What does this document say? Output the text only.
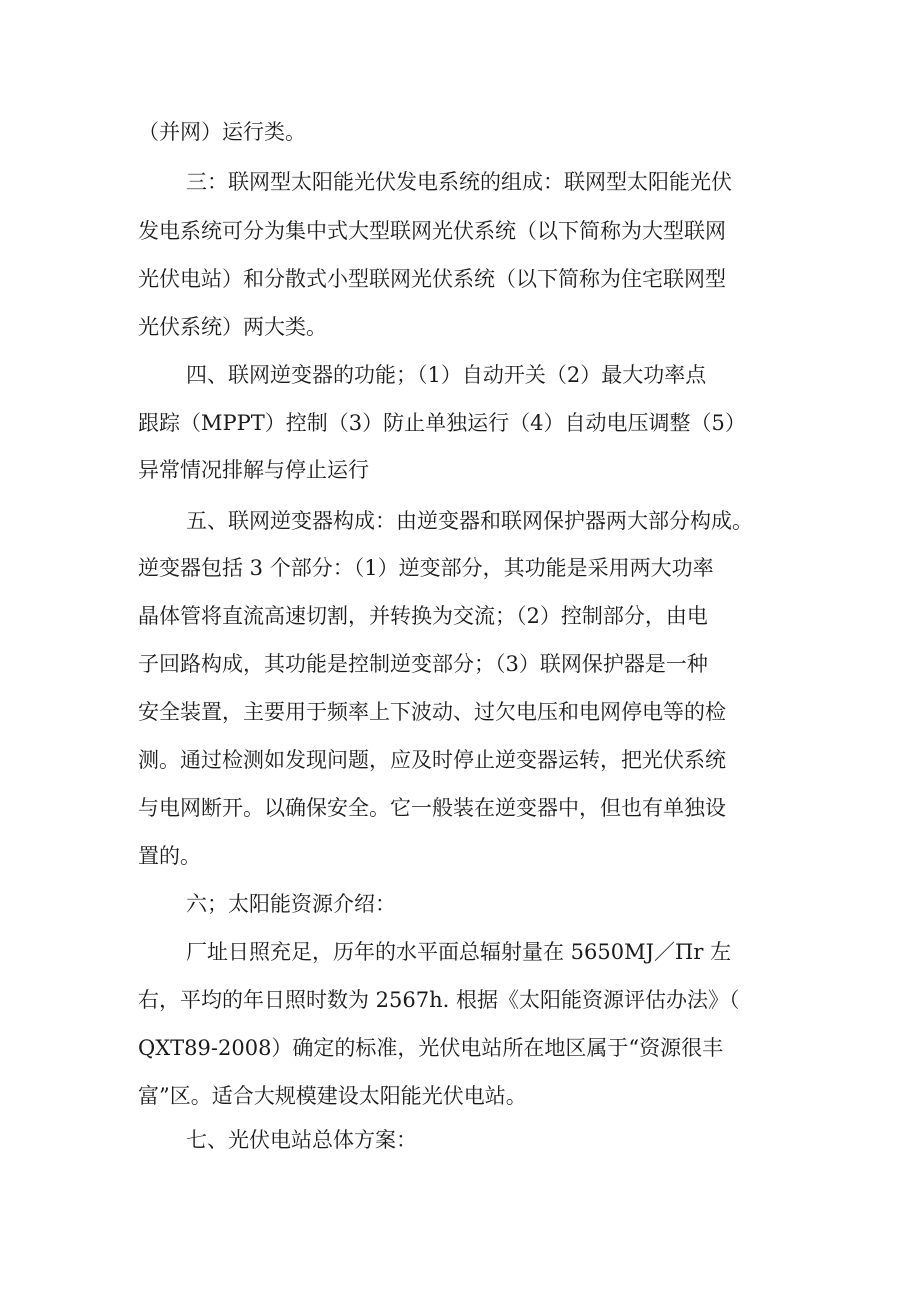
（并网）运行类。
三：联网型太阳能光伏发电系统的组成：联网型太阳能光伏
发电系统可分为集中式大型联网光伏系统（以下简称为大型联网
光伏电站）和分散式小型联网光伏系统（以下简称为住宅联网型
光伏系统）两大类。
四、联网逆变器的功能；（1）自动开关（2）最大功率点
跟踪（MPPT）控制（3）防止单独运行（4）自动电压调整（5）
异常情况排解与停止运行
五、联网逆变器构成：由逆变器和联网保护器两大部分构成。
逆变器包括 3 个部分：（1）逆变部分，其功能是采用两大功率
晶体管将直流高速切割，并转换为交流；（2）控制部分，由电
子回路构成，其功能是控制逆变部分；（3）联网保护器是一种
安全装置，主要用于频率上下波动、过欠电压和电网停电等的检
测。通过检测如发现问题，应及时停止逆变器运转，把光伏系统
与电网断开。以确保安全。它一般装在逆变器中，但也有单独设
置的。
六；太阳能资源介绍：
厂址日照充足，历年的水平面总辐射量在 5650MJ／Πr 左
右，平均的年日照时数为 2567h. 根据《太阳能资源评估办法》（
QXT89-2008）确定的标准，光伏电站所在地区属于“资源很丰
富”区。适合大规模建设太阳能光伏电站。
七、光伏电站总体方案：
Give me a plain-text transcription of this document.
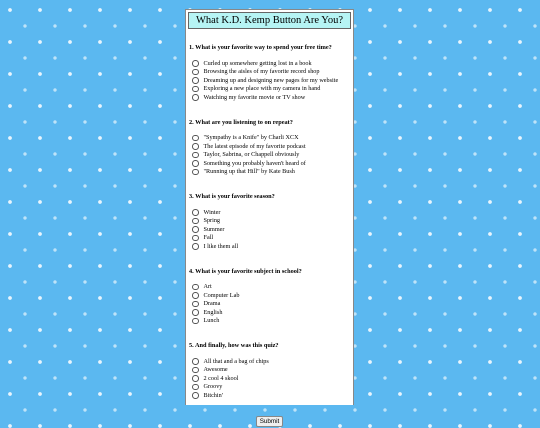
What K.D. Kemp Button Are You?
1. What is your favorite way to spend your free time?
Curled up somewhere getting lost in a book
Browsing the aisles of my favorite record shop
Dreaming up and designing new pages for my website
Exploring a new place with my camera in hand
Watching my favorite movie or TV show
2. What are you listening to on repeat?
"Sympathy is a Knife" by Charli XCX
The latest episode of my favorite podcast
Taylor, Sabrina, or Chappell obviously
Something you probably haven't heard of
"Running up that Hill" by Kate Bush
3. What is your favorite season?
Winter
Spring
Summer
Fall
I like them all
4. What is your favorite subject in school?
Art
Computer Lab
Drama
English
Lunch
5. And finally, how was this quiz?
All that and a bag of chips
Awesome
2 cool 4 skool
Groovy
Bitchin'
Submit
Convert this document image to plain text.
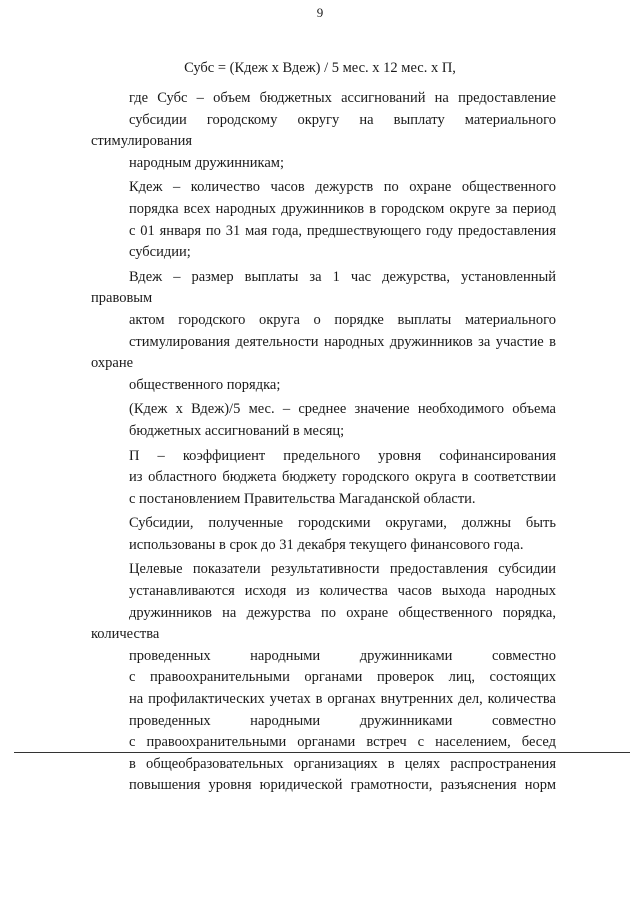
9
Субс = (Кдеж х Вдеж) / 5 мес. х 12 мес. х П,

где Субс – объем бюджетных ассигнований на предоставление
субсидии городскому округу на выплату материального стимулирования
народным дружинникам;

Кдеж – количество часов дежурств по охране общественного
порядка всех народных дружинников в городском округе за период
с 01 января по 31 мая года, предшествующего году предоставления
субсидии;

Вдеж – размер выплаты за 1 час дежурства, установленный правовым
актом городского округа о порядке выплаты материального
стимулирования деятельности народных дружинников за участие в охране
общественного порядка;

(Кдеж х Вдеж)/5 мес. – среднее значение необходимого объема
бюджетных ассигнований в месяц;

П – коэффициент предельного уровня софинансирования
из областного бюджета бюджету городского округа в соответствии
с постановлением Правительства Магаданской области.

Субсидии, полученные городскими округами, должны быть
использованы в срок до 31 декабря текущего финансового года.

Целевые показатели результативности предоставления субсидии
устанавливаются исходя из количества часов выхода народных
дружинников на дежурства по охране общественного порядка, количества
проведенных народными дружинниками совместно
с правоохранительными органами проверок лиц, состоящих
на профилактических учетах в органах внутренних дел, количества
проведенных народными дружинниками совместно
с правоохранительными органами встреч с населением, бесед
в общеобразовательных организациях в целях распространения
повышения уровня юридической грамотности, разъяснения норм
◆ ◆ ◆
> EXERCISE DESCRIPTION: From the records above, copy every line that holds the word "часов".

> WORKED SOLUTION:
Кдеж – количество часов дежурств по охране общественного
устанавливаются исходя из количества часов выхода народных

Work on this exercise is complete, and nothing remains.